§ EXERCISE DETAILS
Print the listing that follows, character for character.

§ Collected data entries
┄┄┄┄┄┄

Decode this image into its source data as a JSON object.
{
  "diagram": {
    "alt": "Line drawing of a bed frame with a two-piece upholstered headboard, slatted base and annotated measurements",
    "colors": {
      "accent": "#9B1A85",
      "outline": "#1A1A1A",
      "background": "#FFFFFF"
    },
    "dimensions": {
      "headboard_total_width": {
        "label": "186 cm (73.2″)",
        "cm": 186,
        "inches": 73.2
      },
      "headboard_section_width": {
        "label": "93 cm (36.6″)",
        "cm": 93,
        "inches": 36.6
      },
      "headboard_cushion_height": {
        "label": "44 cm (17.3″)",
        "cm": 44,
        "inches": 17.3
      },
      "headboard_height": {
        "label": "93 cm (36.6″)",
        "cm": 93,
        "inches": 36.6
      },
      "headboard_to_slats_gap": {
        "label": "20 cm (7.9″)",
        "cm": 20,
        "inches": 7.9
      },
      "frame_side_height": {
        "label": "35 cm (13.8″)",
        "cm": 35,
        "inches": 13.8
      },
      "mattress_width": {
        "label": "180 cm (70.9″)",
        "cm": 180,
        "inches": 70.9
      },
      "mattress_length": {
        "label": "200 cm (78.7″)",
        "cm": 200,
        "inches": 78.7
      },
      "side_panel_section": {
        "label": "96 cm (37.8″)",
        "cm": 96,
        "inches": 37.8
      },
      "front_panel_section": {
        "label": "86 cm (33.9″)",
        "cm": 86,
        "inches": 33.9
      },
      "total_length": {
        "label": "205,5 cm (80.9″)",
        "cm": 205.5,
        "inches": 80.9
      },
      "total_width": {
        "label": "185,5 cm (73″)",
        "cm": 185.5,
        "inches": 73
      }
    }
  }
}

┄┄┄┄┄┄

§ COMPLETED TASK
Decode this image into its source data as a JSON object.
{
  "diagram": {
    "alt": "Line drawing of a bed frame with a two-piece upholstered headboard, slatted base and annotated measurements",
    "colors": {
      "accent": "#9B1A85",
      "outline": "#1A1A1A",
      "background": "#FFFFFF"
    },
    "dimensions": {
      "headboard_total_width": {
        "label": "186 cm (73.2″)",
        "cm": 186,
        "inches": 73.2
      },
      "headboard_section_width": {
        "label": "93 cm (36.6″)",
        "cm": 93,
        "inches": 36.6
      },
      "headboard_cushion_height": {
        "label": "44 cm (17.3″)",
        "cm": 44,
        "inches": 17.3
      },
      "headboard_height": {
        "label": "93 cm (36.6″)",
        "cm": 93,
        "inches": 36.6
      },
      "headboard_to_slats_gap": {
        "label": "20 cm (7.9″)",
        "cm": 20,
        "inches": 7.9
      },
      "frame_side_height": {
        "label": "35 cm (13.8″)",
        "cm": 35,
        "inches": 13.8
      },
      "mattress_width": {
        "label": "180 cm (70.9″)",
        "cm": 180,
        "inches": 70.9
      },
      "mattress_length": {
        "label": "200 cm (78.7″)",
        "cm": 200,
        "inches": 78.7
      },
      "side_panel_section": {
        "label": "96 cm (37.8″)",
        "cm": 96,
        "inches": 37.8
      },
      "front_panel_section": {
        "label": "86 cm (33.9″)",
        "cm": 86,
        "inches": 33.9
      },
      "total_length": {
        "label": "205,5 cm (80.9″)",
        "cm": 205.5,
        "inches": 80.9
      },
      "total_width": {
        "label": "185,5 cm (73″)",
        "cm": 185.5,
        "inches": 73
      }
    }
  }
}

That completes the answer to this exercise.